## Excerpt:
★ ★ ★ ★
Friday, August 6, 2010

The new BB&B - Budapest, Bratislava, and Beer

This last trip was to be my first official backpacking trip on my own in my life. I was finally going to be one of those people you see in the movies with a huge framepack overstuffed with twice as many clothes as they needed and plenty of things that they needed but forgot. Constantly looking up at train station boards with that confused look, as in, I'm sorry, but what is Hungarian for track number, and where in the hell do I get a map to find my hostel? These are things that are quickly picked up, but I guess, there is a learning curve.
★ ★ ★ ★
## Extracted information:
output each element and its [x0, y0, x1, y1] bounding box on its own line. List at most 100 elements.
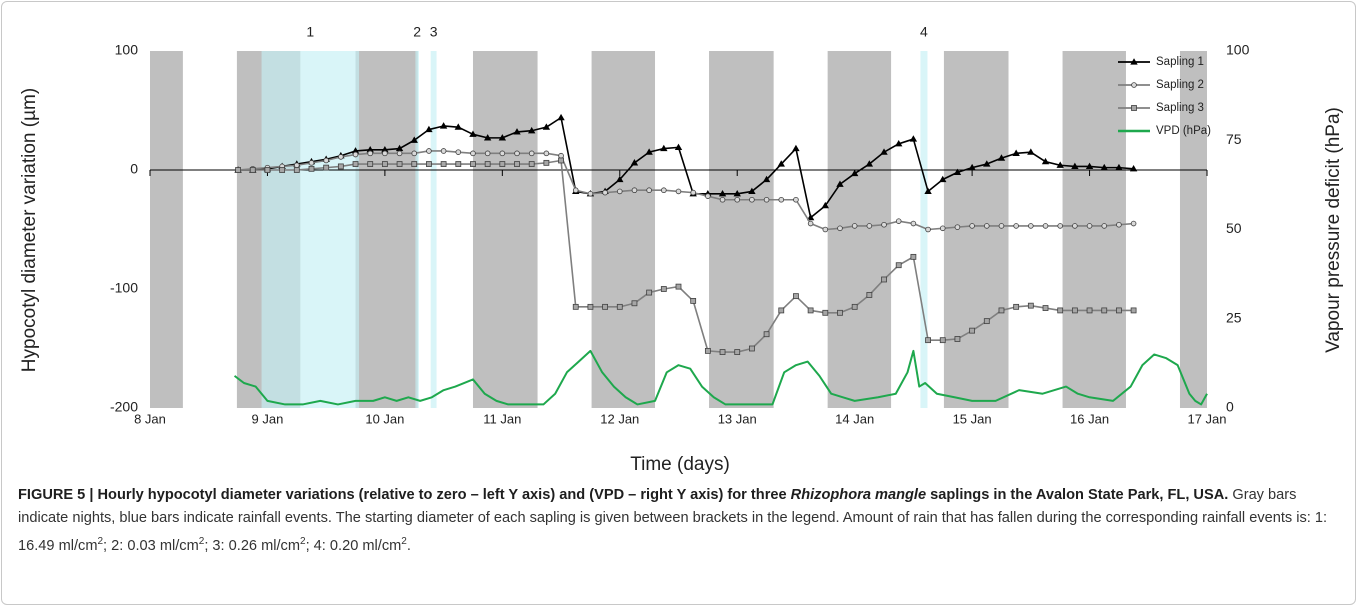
y-tick-label: 100	[115, 42, 139, 58]
rain-label: 2	[413, 24, 421, 40]
marker	[294, 162, 300, 169]
y-tick-label: -200	[110, 399, 138, 415]
marker	[910, 220, 917, 227]
caption-species: Rhizophora mangle	[790, 487, 927, 503]
marker	[690, 189, 696, 196]
marker	[925, 337, 931, 344]
marker	[1071, 307, 1078, 314]
marker	[645, 148, 653, 155]
marker	[954, 336, 961, 342]
marker	[969, 223, 975, 229]
marker	[323, 164, 330, 171]
marker	[939, 225, 946, 232]
marker	[866, 223, 873, 229]
marker	[968, 163, 976, 171]
x-tick-label: 11 Jan	[483, 411, 521, 426]
marker	[675, 188, 682, 195]
rain-label: 4	[920, 24, 928, 40]
marker	[616, 175, 624, 183]
marker	[718, 189, 727, 197]
marker	[631, 187, 638, 194]
marker	[439, 122, 448, 129]
y2-tick-label: 100	[1226, 42, 1250, 58]
marker	[308, 165, 315, 172]
marker	[895, 140, 903, 147]
marker	[806, 213, 815, 221]
marker	[470, 161, 476, 167]
marker	[499, 161, 506, 167]
caption-text: ; 2: 0.03 ml/cm	[103, 537, 199, 554]
y2-tick-label: 25	[1226, 309, 1242, 325]
marker	[777, 160, 785, 167]
marker	[850, 169, 859, 177]
night-band	[472, 51, 538, 408]
caption-text: Gray bars indicate nights, blue bars ind…	[18, 487, 1328, 554]
marker	[1101, 307, 1108, 314]
marker	[1101, 223, 1108, 229]
marker	[778, 196, 785, 203]
marker	[749, 345, 755, 352]
marker	[983, 223, 990, 229]
marker	[822, 226, 829, 233]
rain-label: 1	[306, 24, 314, 40]
marker	[660, 144, 668, 152]
marker	[279, 167, 286, 173]
marker	[953, 168, 962, 175]
marker	[734, 196, 741, 203]
marker	[983, 160, 991, 167]
marker	[454, 123, 462, 130]
marker	[719, 196, 726, 203]
marker	[1116, 307, 1122, 314]
night-band	[709, 51, 774, 408]
marker	[748, 187, 756, 195]
chart: Time (days) Hypocotyl diameter variation…	[19, 24, 1344, 475]
y-axis-title: Hypocotyl diameter variation (µm)	[19, 88, 40, 372]
superscript: 2	[97, 536, 104, 547]
marker	[558, 157, 564, 164]
marker	[587, 191, 594, 197]
legend-marker	[1131, 105, 1137, 111]
marker	[851, 303, 858, 310]
marker	[939, 175, 947, 183]
rain-label: 3	[430, 24, 438, 40]
marker	[1130, 220, 1137, 227]
series-line	[233, 349, 1208, 406]
marker	[895, 218, 902, 224]
x-tick-label: 16 Jan	[1070, 411, 1109, 426]
marker	[440, 161, 447, 167]
marker	[1072, 223, 1078, 229]
marker	[631, 300, 638, 307]
marker	[455, 161, 462, 167]
marker	[587, 303, 594, 310]
marker	[660, 286, 667, 292]
marker	[881, 276, 887, 283]
marker	[425, 125, 433, 133]
caption-title: saplings in the Avalon State Park, FL, U…	[930, 487, 1229, 503]
marker	[661, 187, 667, 194]
marker	[498, 134, 507, 141]
marker	[1130, 307, 1137, 314]
marker	[367, 161, 374, 167]
marker	[337, 163, 344, 170]
marker	[851, 223, 858, 229]
x-axis-title: Time (days)	[630, 454, 730, 475]
marker	[1027, 148, 1035, 155]
marker	[1042, 223, 1049, 229]
marker	[483, 134, 492, 141]
legend-label: Sapling 1	[1156, 56, 1204, 68]
marker	[880, 148, 888, 155]
marker	[909, 135, 918, 142]
marker	[690, 297, 697, 304]
marker	[499, 150, 506, 157]
marker	[998, 223, 1005, 229]
x-tick-label: 14 Jan	[835, 411, 874, 426]
marker	[910, 253, 917, 260]
x-tick-label: 13 Jan	[718, 411, 757, 426]
marker	[865, 160, 874, 167]
marker	[616, 303, 623, 310]
marker	[1100, 163, 1108, 171]
marker	[881, 221, 887, 228]
marker	[572, 303, 579, 310]
series-4	[233, 349, 1208, 406]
★ ★ ★ ★
## Given problem:
Continue the travel blog post about backpacking to Budapest and Bratislava, starting right after its final sentence. The data has no connection to the travel blog post.

## The answer:
So I bought a train pass to Budapest from my "hometown" of Parsberg, Germany. I was also going to take a side trip to Bratislava, Slovakia for a couple of days while I was there. I had done some research on different places to go in Europe, but the weather was going to be nice (as if you can trust weather sites anywhere in the world), and the price was right. So I packed my pack, hopefully not forgetting too many necessities, and headed for my tiny little train station. What a way to begin. I got on a train earlier than my ticket said, but hey, it got me to my first stop. So I had a few minutes extra at the train station. More time to grab a bite. My next train was an ICE train from Regensburg to Linz, Austria. Side note here. When booking a train ticket from the travel agency, and she asks you if you want to reserve a seat, you say yes. I'll tell you, it's no fun to be at the back of a train, in the walkway area crammed into a hallway with your pack trying to read a book. Luckily, most people got off an hour later in Vienna, so I was able to grab a seat for the rest of the ride to Linz. The rest of the train ride to Budapest was pretty uneventful and there I was. New country, by myself, different currency (which I didn't have any of, and no ATM in sight), and a language that I'm pretty sure most Hungarians can't even read. What sound does Szy- make. Whatever you're thinking, you're probably wrong. So big city, no clue how to get around, sense of direction thrown for a loop, get a cab. He probably overcharged me by a couple of dollars, and he almost killed me a couple of times while trying to show me how beautiful Hungarian women are and proceeding to run a red light, but I got to my hostel.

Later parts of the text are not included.